> EXERCISE
Which lines have the string "vocali"? Copy all of them from the entries below.

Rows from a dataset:
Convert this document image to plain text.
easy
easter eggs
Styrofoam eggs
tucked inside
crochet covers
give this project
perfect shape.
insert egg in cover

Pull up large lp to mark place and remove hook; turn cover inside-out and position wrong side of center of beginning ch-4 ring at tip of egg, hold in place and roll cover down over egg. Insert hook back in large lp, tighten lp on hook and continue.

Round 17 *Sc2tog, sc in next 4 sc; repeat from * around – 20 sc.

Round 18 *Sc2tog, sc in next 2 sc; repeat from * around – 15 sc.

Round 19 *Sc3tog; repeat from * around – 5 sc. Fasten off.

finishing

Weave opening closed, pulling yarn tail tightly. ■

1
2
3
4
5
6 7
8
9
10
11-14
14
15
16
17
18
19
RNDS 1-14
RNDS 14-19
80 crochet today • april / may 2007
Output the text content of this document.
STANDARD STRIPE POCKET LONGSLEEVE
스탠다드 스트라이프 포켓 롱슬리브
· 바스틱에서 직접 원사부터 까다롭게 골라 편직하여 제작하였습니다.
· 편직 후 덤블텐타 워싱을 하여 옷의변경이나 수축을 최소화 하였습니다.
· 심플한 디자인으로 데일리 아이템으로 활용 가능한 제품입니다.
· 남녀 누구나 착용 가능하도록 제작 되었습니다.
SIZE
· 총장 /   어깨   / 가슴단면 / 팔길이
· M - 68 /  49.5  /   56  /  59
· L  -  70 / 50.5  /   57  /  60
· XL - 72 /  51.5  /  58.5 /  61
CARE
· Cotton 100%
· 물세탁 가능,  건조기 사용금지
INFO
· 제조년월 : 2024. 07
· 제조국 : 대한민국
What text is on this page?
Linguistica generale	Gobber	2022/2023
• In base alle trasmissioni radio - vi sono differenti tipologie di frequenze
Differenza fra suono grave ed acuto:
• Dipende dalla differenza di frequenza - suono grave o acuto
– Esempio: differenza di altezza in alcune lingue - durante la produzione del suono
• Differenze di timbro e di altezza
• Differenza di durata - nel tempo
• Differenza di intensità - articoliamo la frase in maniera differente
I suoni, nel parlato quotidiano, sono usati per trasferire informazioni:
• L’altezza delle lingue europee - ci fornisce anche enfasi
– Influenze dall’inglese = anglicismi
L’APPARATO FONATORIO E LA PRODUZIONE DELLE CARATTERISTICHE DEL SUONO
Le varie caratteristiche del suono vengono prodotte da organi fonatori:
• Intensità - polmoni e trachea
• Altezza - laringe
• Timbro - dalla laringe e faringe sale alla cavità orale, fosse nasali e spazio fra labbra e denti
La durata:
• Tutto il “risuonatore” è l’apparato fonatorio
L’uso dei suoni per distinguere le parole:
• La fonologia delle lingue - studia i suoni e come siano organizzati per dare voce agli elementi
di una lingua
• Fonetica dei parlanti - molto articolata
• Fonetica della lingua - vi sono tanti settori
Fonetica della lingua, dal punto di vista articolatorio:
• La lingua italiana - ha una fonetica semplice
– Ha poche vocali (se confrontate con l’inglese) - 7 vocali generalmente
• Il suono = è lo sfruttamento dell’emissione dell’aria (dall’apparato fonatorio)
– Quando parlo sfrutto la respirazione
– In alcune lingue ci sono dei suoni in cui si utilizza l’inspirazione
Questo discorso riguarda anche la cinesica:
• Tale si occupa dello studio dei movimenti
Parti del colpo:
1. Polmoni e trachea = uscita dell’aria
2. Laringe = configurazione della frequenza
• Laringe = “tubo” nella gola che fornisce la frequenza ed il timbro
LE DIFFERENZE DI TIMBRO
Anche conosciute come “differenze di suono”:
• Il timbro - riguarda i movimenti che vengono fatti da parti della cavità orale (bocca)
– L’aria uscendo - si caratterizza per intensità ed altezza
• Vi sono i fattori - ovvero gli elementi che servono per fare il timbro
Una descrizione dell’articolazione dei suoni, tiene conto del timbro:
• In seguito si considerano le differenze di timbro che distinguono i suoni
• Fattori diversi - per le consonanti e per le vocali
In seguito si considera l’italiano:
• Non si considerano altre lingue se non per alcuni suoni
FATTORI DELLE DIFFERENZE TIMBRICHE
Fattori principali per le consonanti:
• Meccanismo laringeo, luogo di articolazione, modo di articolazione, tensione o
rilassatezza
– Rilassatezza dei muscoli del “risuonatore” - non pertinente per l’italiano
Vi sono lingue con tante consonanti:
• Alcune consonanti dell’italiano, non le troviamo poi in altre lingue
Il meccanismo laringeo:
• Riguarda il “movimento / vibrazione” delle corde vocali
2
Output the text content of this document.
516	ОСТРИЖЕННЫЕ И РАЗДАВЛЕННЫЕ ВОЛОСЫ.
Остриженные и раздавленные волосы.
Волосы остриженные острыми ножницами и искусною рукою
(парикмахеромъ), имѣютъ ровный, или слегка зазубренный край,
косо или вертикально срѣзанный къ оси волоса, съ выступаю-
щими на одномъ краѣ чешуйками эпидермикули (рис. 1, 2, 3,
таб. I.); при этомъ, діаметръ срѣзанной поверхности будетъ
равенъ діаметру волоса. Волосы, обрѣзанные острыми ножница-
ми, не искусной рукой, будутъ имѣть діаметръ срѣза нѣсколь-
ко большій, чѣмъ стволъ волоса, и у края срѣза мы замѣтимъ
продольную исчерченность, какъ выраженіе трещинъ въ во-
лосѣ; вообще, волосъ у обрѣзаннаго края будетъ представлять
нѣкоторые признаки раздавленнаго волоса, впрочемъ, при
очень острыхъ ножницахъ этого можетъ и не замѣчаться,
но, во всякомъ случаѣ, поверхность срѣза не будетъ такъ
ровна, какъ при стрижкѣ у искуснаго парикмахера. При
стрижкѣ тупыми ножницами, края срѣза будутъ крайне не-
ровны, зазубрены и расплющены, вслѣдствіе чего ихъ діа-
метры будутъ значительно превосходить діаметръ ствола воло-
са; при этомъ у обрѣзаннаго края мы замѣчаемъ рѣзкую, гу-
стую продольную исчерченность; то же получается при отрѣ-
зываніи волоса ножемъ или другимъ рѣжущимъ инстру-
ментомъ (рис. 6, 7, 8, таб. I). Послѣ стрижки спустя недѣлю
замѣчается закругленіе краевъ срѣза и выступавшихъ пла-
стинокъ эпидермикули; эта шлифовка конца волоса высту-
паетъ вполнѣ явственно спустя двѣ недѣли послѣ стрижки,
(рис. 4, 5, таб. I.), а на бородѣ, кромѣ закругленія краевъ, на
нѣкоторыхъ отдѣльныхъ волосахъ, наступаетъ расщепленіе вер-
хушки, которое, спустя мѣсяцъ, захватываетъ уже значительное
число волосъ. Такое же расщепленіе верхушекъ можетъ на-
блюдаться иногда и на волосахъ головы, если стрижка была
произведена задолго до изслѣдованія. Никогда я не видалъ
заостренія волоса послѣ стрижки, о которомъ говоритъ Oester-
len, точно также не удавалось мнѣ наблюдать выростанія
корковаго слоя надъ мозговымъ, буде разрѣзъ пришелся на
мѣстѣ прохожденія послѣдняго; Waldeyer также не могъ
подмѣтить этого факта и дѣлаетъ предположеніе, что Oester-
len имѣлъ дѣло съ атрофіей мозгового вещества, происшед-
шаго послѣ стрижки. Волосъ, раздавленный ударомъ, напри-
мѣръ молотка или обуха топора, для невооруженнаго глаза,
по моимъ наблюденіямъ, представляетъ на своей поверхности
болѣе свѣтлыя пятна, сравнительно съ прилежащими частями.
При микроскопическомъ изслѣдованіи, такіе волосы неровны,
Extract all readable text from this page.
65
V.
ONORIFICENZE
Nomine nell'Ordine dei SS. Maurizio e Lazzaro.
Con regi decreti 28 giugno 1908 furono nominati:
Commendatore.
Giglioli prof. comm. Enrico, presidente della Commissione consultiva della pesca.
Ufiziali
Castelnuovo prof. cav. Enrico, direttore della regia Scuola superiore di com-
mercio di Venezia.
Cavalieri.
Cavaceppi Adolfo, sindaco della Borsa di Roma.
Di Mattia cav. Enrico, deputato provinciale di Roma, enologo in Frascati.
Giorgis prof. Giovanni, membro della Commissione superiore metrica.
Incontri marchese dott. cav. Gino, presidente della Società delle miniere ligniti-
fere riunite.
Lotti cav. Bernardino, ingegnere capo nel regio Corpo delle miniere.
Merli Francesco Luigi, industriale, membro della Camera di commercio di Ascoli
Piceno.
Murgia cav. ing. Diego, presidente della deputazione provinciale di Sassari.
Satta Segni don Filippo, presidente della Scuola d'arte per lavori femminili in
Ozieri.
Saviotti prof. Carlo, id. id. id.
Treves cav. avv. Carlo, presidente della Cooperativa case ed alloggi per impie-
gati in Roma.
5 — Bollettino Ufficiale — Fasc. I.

> SOLUTION FOR THIS PROBLEM
– Ha poche vocali (se confrontate con l’inglese) - 7 vocali generalmente
• Fattori diversi - per le consonanti e per le vocali
• Riguarda il “movimento / vibrazione” delle corde vocali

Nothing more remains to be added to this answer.